* _INSTRUCTIONS FOR THE TASK_: Copy every line from the material below that holds "grinned".

[Data entries]

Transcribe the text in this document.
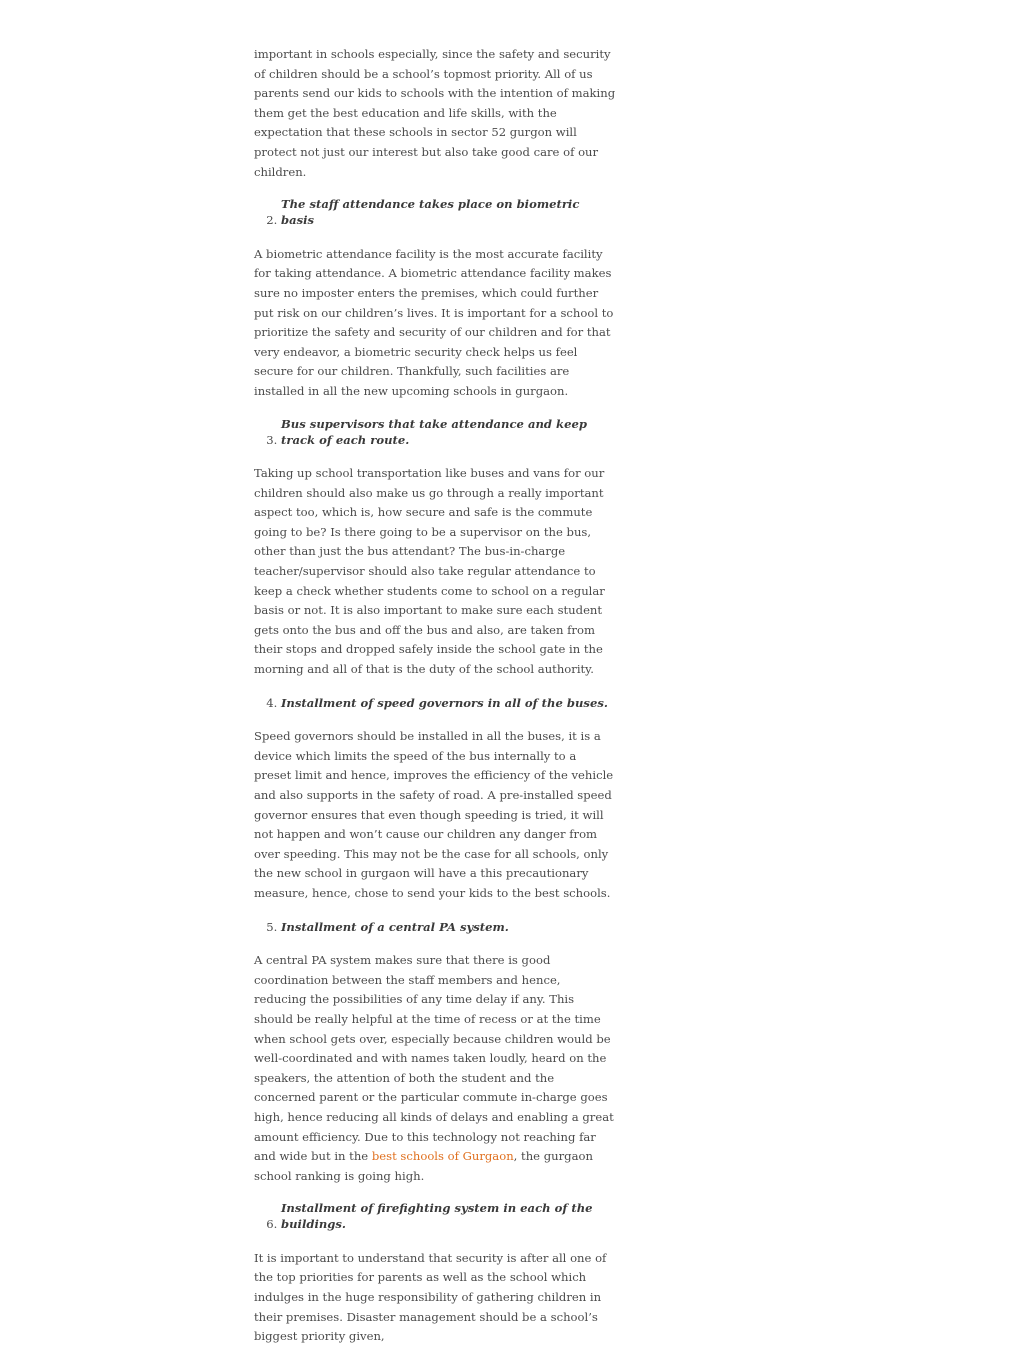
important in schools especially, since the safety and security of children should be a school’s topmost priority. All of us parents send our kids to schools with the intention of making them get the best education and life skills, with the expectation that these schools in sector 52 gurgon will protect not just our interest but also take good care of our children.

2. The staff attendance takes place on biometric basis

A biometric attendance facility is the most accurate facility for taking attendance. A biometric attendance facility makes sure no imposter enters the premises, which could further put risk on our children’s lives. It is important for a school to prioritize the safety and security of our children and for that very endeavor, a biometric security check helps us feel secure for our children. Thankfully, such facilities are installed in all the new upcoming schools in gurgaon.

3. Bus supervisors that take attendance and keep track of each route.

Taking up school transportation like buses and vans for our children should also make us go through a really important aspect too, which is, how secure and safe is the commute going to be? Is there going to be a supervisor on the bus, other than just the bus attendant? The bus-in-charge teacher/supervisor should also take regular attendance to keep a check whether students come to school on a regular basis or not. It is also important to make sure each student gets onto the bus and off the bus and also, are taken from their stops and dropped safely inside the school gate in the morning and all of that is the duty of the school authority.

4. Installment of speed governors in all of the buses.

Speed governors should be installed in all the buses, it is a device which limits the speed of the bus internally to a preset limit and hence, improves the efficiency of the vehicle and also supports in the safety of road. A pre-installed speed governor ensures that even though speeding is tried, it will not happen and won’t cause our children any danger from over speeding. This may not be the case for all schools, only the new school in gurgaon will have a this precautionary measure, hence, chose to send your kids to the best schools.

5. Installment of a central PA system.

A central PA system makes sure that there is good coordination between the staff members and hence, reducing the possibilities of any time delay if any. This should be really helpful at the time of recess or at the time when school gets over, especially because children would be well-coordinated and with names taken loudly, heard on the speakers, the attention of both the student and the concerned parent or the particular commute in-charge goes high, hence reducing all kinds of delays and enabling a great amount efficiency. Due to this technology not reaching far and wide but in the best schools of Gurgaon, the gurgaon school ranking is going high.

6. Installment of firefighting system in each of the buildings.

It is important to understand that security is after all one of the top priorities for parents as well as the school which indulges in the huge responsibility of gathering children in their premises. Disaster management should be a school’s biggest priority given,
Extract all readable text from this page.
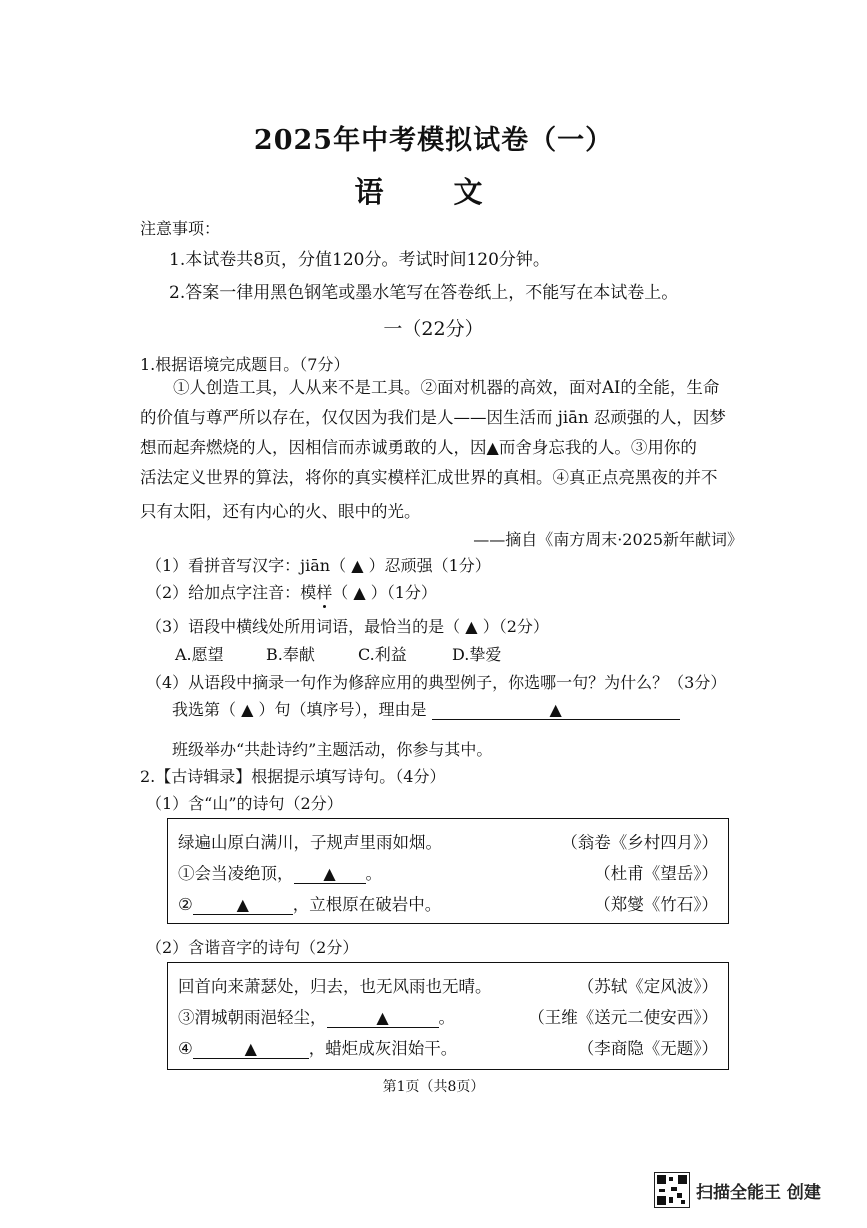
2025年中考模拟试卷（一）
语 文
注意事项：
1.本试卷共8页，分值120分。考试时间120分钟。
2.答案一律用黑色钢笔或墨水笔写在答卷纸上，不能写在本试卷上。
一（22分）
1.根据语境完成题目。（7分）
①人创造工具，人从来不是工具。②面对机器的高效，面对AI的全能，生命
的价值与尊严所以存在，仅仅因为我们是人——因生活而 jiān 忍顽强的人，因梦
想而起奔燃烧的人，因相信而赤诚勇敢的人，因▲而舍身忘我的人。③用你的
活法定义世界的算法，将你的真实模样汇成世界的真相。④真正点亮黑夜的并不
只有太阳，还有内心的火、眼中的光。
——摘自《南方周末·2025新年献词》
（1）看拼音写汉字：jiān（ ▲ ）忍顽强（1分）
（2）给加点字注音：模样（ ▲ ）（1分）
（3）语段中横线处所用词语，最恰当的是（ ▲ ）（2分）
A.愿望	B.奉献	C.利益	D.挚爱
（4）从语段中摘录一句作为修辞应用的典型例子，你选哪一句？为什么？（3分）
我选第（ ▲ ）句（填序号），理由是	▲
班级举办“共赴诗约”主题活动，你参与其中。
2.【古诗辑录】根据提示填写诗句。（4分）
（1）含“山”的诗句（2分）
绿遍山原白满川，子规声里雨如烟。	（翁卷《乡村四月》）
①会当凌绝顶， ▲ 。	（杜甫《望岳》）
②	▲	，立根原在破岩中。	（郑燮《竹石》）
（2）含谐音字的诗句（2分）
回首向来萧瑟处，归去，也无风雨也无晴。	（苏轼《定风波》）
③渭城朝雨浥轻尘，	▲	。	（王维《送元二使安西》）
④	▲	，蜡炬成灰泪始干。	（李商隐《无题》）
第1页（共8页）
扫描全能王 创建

--

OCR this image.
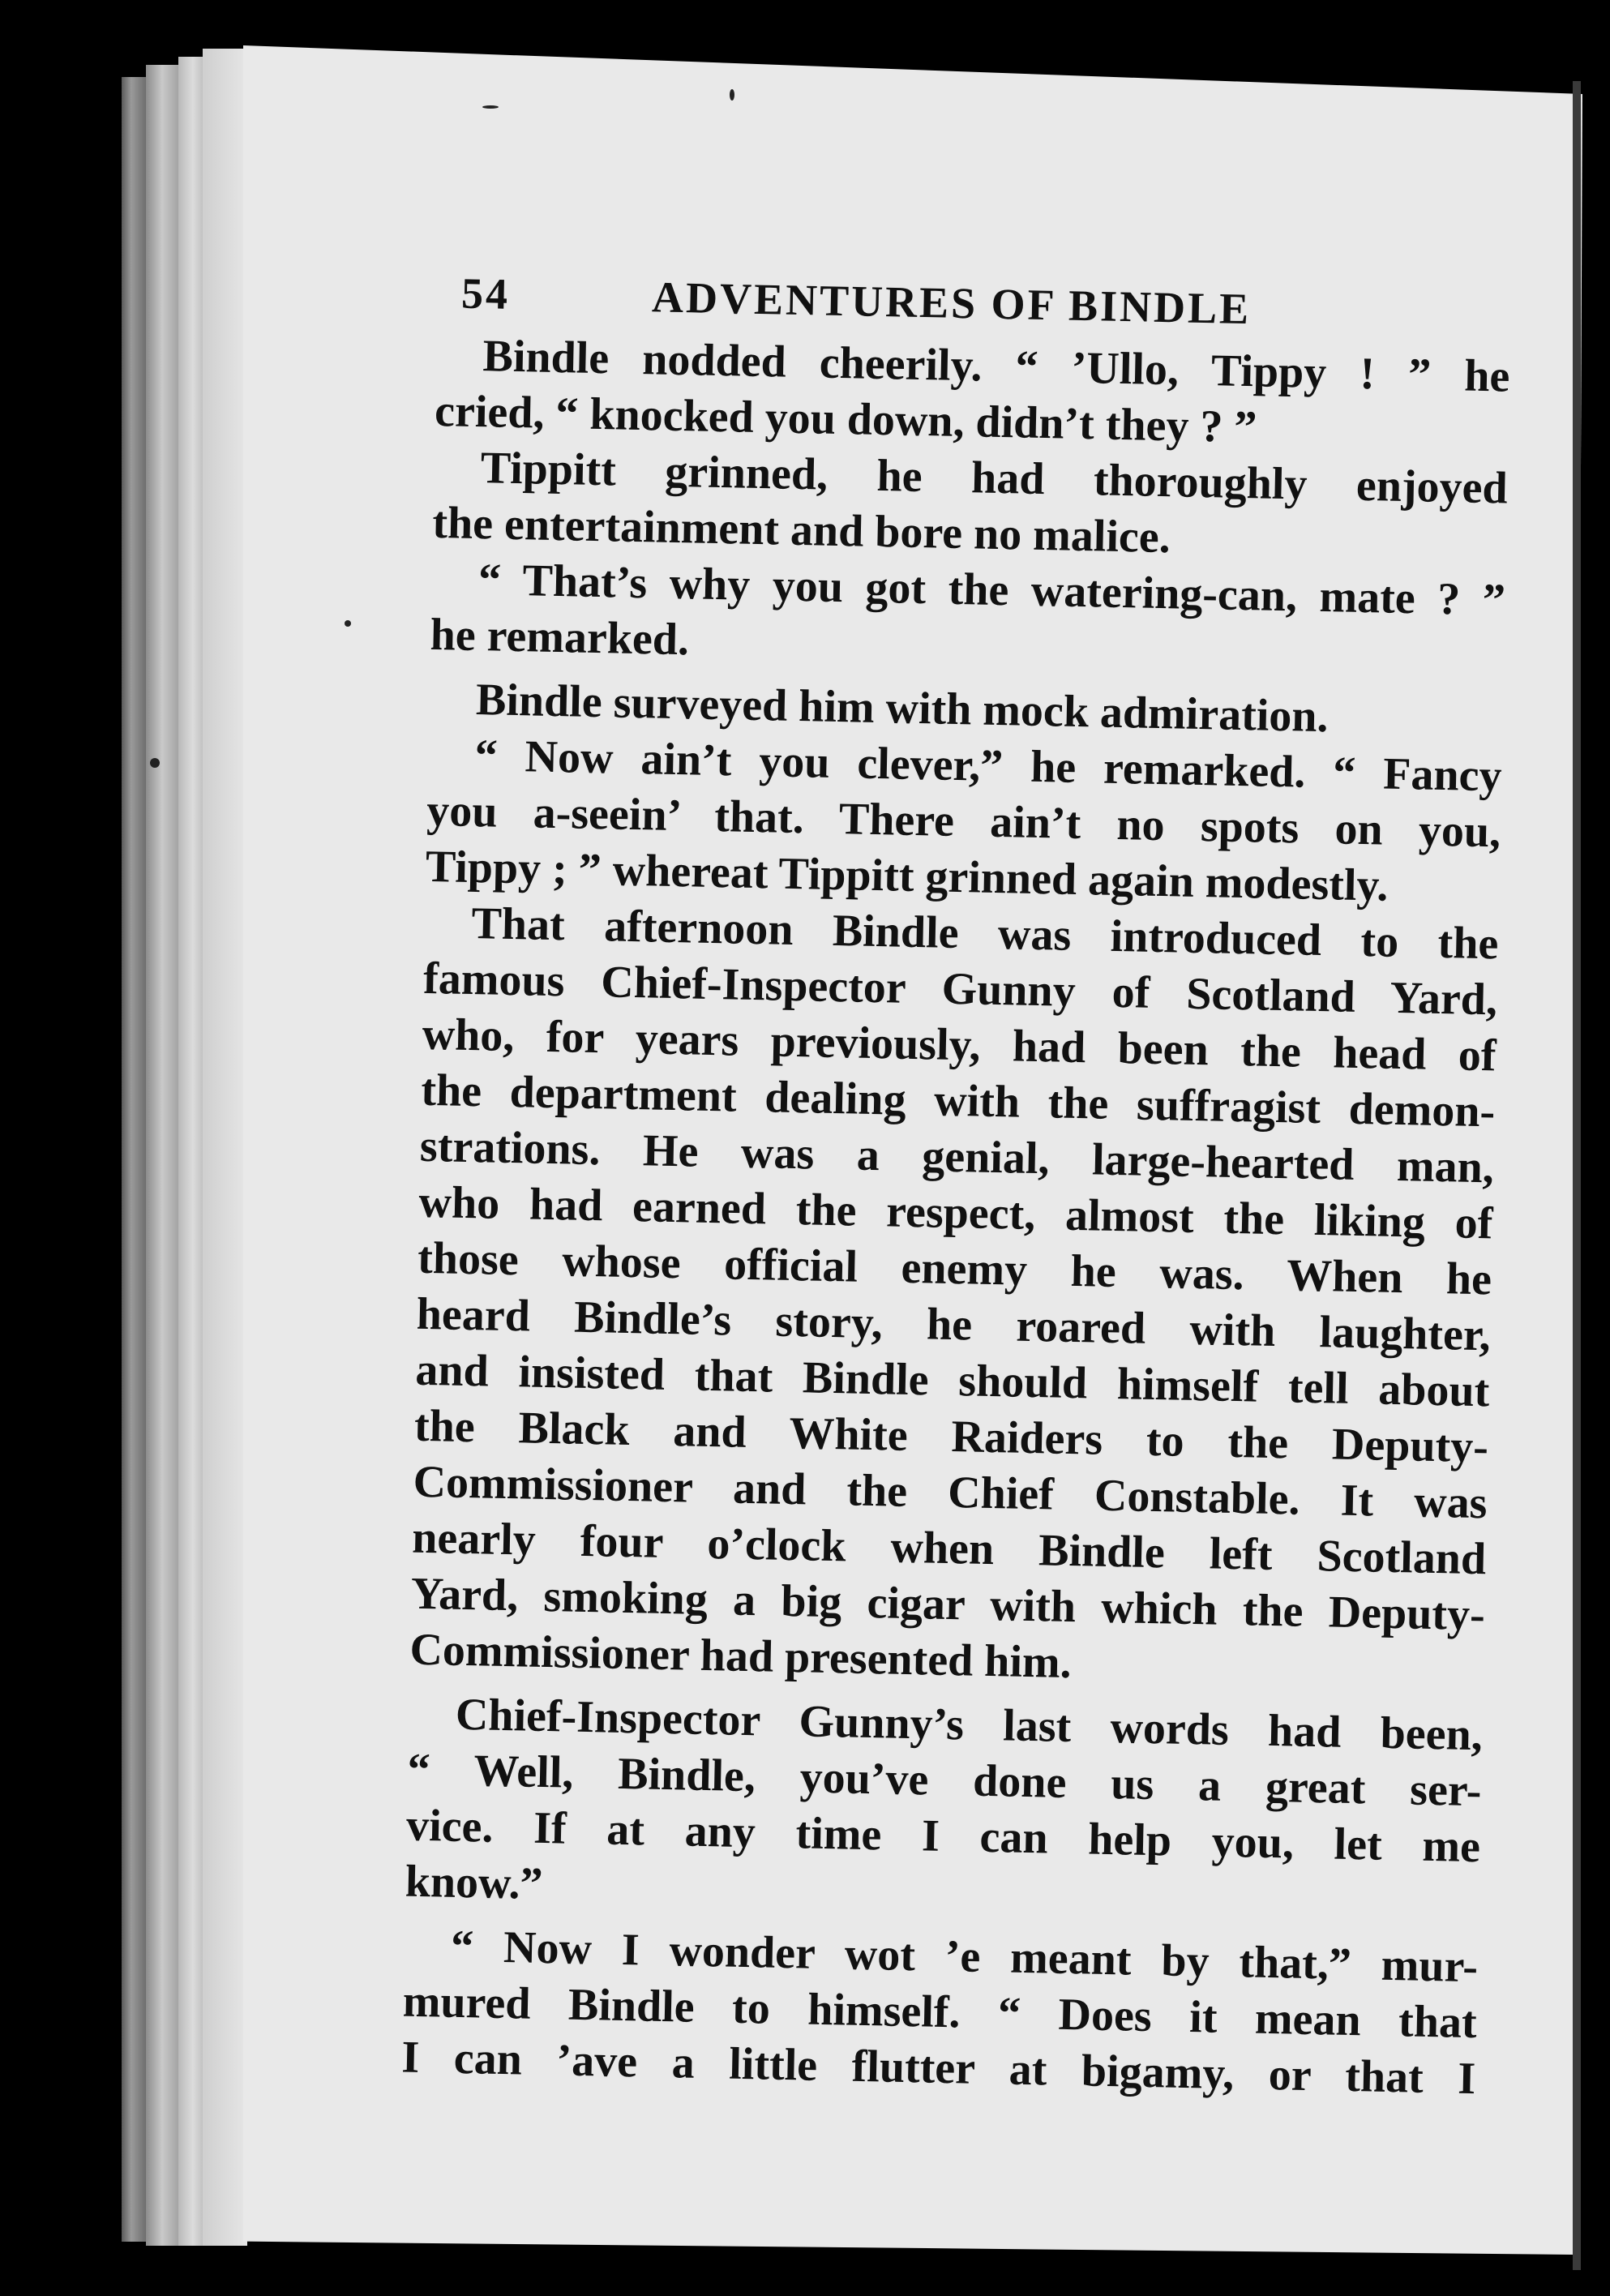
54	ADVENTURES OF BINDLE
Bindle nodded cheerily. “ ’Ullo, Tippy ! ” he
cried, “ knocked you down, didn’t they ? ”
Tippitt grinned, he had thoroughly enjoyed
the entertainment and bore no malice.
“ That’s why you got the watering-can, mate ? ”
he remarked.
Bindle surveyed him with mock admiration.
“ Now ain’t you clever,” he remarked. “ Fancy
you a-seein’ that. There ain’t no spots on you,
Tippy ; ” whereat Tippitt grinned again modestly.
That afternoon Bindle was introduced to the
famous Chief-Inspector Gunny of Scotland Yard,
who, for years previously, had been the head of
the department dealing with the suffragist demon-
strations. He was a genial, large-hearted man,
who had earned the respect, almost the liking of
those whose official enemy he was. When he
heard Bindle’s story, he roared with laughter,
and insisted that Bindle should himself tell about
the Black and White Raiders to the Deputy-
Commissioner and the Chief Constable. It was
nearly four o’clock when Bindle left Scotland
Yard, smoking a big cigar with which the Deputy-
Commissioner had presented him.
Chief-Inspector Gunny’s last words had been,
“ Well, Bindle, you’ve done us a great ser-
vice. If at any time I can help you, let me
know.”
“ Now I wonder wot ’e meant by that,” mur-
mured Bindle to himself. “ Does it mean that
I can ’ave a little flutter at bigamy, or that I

* _TASK RESPONSE_:
Tippitt grinned, he had thoroughly enjoyed
Tippy ; ” whereat Tippitt grinned again modestly.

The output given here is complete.